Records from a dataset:
'''

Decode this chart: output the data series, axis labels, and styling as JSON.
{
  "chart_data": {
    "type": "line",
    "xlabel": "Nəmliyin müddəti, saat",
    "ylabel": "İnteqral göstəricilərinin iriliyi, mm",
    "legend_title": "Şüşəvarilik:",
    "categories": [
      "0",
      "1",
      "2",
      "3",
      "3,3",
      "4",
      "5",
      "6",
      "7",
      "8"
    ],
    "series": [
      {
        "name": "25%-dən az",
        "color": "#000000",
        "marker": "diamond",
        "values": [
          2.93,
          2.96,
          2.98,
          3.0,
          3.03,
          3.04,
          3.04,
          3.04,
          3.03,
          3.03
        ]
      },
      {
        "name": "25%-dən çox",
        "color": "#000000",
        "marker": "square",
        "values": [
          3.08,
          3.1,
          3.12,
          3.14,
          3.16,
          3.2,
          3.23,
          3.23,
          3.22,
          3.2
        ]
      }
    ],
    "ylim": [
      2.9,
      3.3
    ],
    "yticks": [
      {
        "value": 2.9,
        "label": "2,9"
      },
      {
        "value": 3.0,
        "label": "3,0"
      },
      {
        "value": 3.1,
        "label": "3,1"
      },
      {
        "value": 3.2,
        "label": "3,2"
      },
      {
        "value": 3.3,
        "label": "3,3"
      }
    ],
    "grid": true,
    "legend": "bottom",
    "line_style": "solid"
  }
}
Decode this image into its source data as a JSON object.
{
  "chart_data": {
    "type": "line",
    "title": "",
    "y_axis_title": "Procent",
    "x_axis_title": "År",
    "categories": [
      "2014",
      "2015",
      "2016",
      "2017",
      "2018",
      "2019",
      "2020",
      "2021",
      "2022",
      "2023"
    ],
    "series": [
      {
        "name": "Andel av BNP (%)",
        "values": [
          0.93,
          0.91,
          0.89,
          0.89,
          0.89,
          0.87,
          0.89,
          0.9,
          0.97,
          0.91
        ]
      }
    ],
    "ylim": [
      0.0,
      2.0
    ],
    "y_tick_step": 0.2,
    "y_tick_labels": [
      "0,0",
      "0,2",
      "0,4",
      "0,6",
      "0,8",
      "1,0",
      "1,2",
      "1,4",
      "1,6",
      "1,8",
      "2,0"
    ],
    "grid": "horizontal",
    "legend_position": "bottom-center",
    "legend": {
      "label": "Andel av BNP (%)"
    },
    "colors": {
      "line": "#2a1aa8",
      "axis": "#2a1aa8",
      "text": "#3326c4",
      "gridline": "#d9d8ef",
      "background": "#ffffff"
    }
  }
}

'''

Could you give again exactly the lines from the line containing "Decode this image" through the final line of the data above, and no others?

- _FINISHED ANSWER_:
Decode this image into its source data as a JSON object.
{
  "chart_data": {
    "type": "line",
    "title": "",
    "y_axis_title": "Procent",
    "x_axis_title": "År",
    "categories": [
      "2014",
      "2015",
      "2016",
      "2017",
      "2018",
      "2019",
      "2020",
      "2021",
      "2022",
      "2023"
    ],
    "series": [
      {
        "name": "Andel av BNP (%)",
        "values": [
          0.93,
          0.91,
          0.89,
          0.89,
          0.89,
          0.87,
          0.89,
          0.9,
          0.97,
          0.91
        ]
      }
    ],
    "ylim": [
      0.0,
      2.0
    ],
    "y_tick_step": 0.2,
    "y_tick_labels": [
      "0,0",
      "0,2",
      "0,4",
      "0,6",
      "0,8",
      "1,0",
      "1,2",
      "1,4",
      "1,6",
      "1,8",
      "2,0"
    ],
    "grid": "horizontal",
    "legend_position": "bottom-center",
    "legend": {
      "label": "Andel av BNP (%)"
    },
    "colors": {
      "line": "#2a1aa8",
      "axis": "#2a1aa8",
      "text": "#3326c4",
      "gridline": "#d9d8ef",
      "background": "#ffffff"
    }
  }
}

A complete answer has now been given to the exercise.